**WRITTEN REQUEST**
Images embedded in the records are excluded; print everything else exactly as given.

[Excerpts from a figure dataset]

###

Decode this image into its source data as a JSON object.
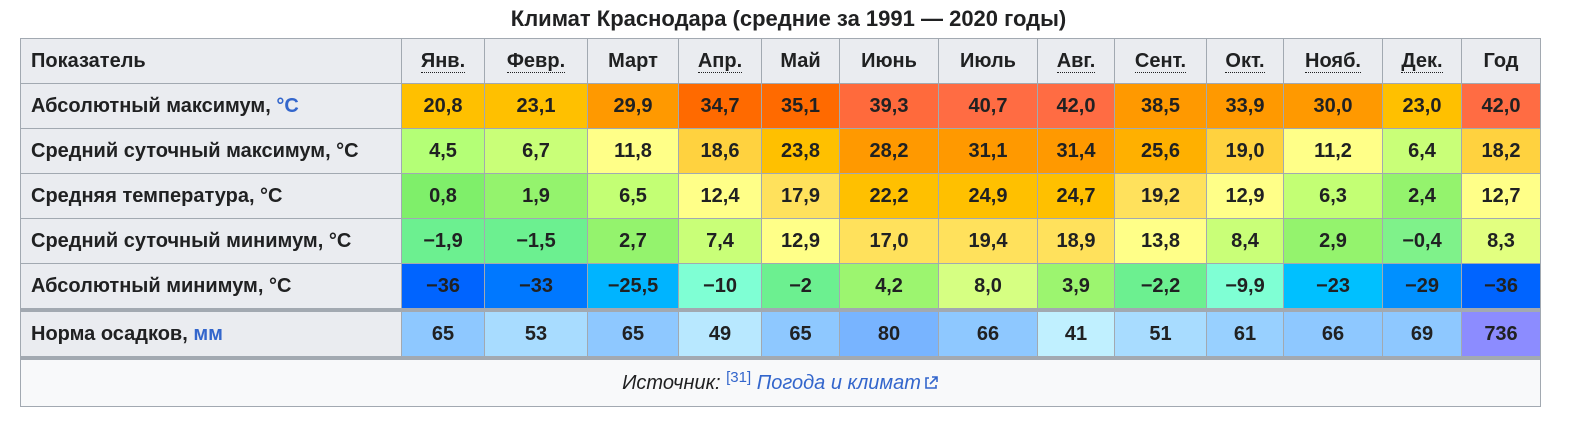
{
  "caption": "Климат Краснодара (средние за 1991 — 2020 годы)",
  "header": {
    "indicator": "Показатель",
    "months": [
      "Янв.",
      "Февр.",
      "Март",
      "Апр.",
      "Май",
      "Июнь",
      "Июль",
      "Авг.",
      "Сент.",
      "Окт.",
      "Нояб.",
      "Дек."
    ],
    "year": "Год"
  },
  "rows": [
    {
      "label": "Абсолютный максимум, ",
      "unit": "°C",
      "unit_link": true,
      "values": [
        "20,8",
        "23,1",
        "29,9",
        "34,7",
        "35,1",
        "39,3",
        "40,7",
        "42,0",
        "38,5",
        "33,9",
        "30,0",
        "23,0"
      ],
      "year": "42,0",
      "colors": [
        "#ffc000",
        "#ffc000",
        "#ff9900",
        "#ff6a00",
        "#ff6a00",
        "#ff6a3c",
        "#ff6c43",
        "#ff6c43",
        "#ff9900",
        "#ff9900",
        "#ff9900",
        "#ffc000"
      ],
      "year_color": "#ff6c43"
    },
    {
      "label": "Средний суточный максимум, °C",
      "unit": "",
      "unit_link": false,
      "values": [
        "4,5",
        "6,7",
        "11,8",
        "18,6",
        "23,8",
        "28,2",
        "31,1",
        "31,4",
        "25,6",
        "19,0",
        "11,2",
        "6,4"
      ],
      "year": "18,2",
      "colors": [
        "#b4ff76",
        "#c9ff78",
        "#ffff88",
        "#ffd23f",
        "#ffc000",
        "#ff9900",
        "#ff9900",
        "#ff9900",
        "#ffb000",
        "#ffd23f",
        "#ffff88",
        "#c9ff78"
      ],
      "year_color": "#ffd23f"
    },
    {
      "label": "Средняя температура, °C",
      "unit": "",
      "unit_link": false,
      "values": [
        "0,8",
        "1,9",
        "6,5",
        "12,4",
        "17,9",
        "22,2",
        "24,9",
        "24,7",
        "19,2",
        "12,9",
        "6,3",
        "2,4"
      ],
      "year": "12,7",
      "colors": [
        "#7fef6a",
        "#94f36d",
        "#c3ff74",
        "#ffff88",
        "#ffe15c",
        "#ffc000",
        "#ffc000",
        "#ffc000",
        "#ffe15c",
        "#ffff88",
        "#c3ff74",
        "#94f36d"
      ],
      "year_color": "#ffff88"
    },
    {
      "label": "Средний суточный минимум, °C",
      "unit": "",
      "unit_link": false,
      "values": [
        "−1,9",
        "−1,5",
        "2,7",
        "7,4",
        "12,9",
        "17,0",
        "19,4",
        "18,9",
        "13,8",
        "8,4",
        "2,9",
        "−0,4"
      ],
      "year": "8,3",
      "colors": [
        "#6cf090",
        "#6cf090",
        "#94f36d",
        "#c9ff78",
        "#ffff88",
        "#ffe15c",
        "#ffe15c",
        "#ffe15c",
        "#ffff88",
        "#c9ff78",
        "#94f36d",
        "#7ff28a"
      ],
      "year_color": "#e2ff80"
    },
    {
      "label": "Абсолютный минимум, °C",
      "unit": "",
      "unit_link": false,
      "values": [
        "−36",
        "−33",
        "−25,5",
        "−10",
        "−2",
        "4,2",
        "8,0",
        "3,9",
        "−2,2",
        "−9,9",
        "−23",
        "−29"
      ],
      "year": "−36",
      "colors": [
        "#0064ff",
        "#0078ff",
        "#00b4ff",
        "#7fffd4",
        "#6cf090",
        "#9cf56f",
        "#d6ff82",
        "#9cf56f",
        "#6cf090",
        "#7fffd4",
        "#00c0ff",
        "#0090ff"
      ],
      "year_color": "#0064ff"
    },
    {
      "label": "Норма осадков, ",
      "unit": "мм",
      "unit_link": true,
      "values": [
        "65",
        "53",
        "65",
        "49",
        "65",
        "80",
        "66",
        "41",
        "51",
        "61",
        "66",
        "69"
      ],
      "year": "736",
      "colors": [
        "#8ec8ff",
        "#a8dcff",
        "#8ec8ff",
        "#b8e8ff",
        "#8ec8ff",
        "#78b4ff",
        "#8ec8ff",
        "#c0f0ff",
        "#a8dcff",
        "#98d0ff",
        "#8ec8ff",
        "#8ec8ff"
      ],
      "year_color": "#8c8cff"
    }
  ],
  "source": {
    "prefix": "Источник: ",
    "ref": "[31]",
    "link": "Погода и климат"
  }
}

###

**SOLVED PROBLEM**
Decode this image into its source data as a JSON object.
{
  "caption": "Климат Краснодара (средние за 1991 — 2020 годы)",
  "header": {
    "indicator": "Показатель",
    "months": [
      "Янв.",
      "Февр.",
      "Март",
      "Апр.",
      "Май",
      "Июнь",
      "Июль",
      "Авг.",
      "Сент.",
      "Окт.",
      "Нояб.",
      "Дек."
    ],
    "year": "Год"
  },
  "rows": [
    {
      "label": "Абсолютный максимум, ",
      "unit": "°C",
      "unit_link": true,
      "values": [
        "20,8",
        "23,1",
        "29,9",
        "34,7",
        "35,1",
        "39,3",
        "40,7",
        "42,0",
        "38,5",
        "33,9",
        "30,0",
        "23,0"
      ],
      "year": "42,0",
      "colors": [
        "#ffc000",
        "#ffc000",
        "#ff9900",
        "#ff6a00",
        "#ff6a00",
        "#ff6a3c",
        "#ff6c43",
        "#ff6c43",
        "#ff9900",
        "#ff9900",
        "#ff9900",
        "#ffc000"
      ],
      "year_color": "#ff6c43"
    },
    {
      "label": "Средний суточный максимум, °C",
      "unit": "",
      "unit_link": false,
      "values": [
        "4,5",
        "6,7",
        "11,8",
        "18,6",
        "23,8",
        "28,2",
        "31,1",
        "31,4",
        "25,6",
        "19,0",
        "11,2",
        "6,4"
      ],
      "year": "18,2",
      "colors": [
        "#b4ff76",
        "#c9ff78",
        "#ffff88",
        "#ffd23f",
        "#ffc000",
        "#ff9900",
        "#ff9900",
        "#ff9900",
        "#ffb000",
        "#ffd23f",
        "#ffff88",
        "#c9ff78"
      ],
      "year_color": "#ffd23f"
    },
    {
      "label": "Средняя температура, °C",
      "unit": "",
      "unit_link": false,
      "values": [
        "0,8",
        "1,9",
        "6,5",
        "12,4",
        "17,9",
        "22,2",
        "24,9",
        "24,7",
        "19,2",
        "12,9",
        "6,3",
        "2,4"
      ],
      "year": "12,7",
      "colors": [
        "#7fef6a",
        "#94f36d",
        "#c3ff74",
        "#ffff88",
        "#ffe15c",
        "#ffc000",
        "#ffc000",
        "#ffc000",
        "#ffe15c",
        "#ffff88",
        "#c3ff74",
        "#94f36d"
      ],
      "year_color": "#ffff88"
    },
    {
      "label": "Средний суточный минимум, °C",
      "unit": "",
      "unit_link": false,
      "values": [
        "−1,9",
        "−1,5",
        "2,7",
        "7,4",
        "12,9",
        "17,0",
        "19,4",
        "18,9",
        "13,8",
        "8,4",
        "2,9",
        "−0,4"
      ],
      "year": "8,3",
      "colors": [
        "#6cf090",
        "#6cf090",
        "#94f36d",
        "#c9ff78",
        "#ffff88",
        "#ffe15c",
        "#ffe15c",
        "#ffe15c",
        "#ffff88",
        "#c9ff78",
        "#94f36d",
        "#7ff28a"
      ],
      "year_color": "#e2ff80"
    },
    {
      "label": "Абсолютный минимум, °C",
      "unit": "",
      "unit_link": false,
      "values": [
        "−36",
        "−33",
        "−25,5",
        "−10",
        "−2",
        "4,2",
        "8,0",
        "3,9",
        "−2,2",
        "−9,9",
        "−23",
        "−29"
      ],
      "year": "−36",
      "colors": [
        "#0064ff",
        "#0078ff",
        "#00b4ff",
        "#7fffd4",
        "#6cf090",
        "#9cf56f",
        "#d6ff82",
        "#9cf56f",
        "#6cf090",
        "#7fffd4",
        "#00c0ff",
        "#0090ff"
      ],
      "year_color": "#0064ff"
    },
    {
      "label": "Норма осадков, ",
      "unit": "мм",
      "unit_link": true,
      "values": [
        "65",
        "53",
        "65",
        "49",
        "65",
        "80",
        "66",
        "41",
        "51",
        "61",
        "66",
        "69"
      ],
      "year": "736",
      "colors": [
        "#8ec8ff",
        "#a8dcff",
        "#8ec8ff",
        "#b8e8ff",
        "#8ec8ff",
        "#78b4ff",
        "#8ec8ff",
        "#c0f0ff",
        "#a8dcff",
        "#98d0ff",
        "#8ec8ff",
        "#8ec8ff"
      ],
      "year_color": "#8c8cff"
    }
  ],
  "source": {
    "prefix": "Источник: ",
    "ref": "[31]",
    "link": "Погода и климат"
  }
}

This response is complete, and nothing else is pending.